The listing beneath should be written out in full, exactly as shown.
= = = = =
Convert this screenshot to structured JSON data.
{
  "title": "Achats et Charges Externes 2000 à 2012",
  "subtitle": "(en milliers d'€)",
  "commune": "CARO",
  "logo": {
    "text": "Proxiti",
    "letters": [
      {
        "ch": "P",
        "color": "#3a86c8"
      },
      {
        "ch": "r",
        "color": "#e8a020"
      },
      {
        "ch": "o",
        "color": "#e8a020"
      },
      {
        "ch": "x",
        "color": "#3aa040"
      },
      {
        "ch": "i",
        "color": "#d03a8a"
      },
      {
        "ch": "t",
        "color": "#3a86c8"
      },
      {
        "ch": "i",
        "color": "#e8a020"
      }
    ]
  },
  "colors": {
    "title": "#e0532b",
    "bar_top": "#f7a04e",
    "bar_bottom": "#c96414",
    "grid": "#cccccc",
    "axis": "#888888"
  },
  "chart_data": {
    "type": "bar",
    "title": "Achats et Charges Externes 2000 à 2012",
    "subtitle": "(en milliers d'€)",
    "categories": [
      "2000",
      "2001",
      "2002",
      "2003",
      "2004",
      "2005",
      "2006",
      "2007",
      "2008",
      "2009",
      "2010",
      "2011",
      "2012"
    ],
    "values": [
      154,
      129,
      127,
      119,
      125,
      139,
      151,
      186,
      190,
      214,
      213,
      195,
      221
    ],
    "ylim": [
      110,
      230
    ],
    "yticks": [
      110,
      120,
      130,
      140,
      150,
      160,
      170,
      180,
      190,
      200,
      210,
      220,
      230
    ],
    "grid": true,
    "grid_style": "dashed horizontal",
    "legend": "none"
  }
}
= = = = =
**COMPLETED EXERCISE**
Convert this screenshot to structured JSON data.
{
  "title": "Achats et Charges Externes 2000 à 2012",
  "subtitle": "(en milliers d'€)",
  "commune": "CARO",
  "logo": {
    "text": "Proxiti",
    "letters": [
      {
        "ch": "P",
        "color": "#3a86c8"
      },
      {
        "ch": "r",
        "color": "#e8a020"
      },
      {
        "ch": "o",
        "color": "#e8a020"
      },
      {
        "ch": "x",
        "color": "#3aa040"
      },
      {
        "ch": "i",
        "color": "#d03a8a"
      },
      {
        "ch": "t",
        "color": "#3a86c8"
      },
      {
        "ch": "i",
        "color": "#e8a020"
      }
    ]
  },
  "colors": {
    "title": "#e0532b",
    "bar_top": "#f7a04e",
    "bar_bottom": "#c96414",
    "grid": "#cccccc",
    "axis": "#888888"
  },
  "chart_data": {
    "type": "bar",
    "title": "Achats et Charges Externes 2000 à 2012",
    "subtitle": "(en milliers d'€)",
    "categories": [
      "2000",
      "2001",
      "2002",
      "2003",
      "2004",
      "2005",
      "2006",
      "2007",
      "2008",
      "2009",
      "2010",
      "2011",
      "2012"
    ],
    "values": [
      154,
      129,
      127,
      119,
      125,
      139,
      151,
      186,
      190,
      214,
      213,
      195,
      221
    ],
    "ylim": [
      110,
      230
    ],
    "yticks": [
      110,
      120,
      130,
      140,
      150,
      160,
      170,
      180,
      190,
      200,
      210,
      220,
      230
    ],
    "grid": true,
    "grid_style": "dashed horizontal",
    "legend": "none"
  }
}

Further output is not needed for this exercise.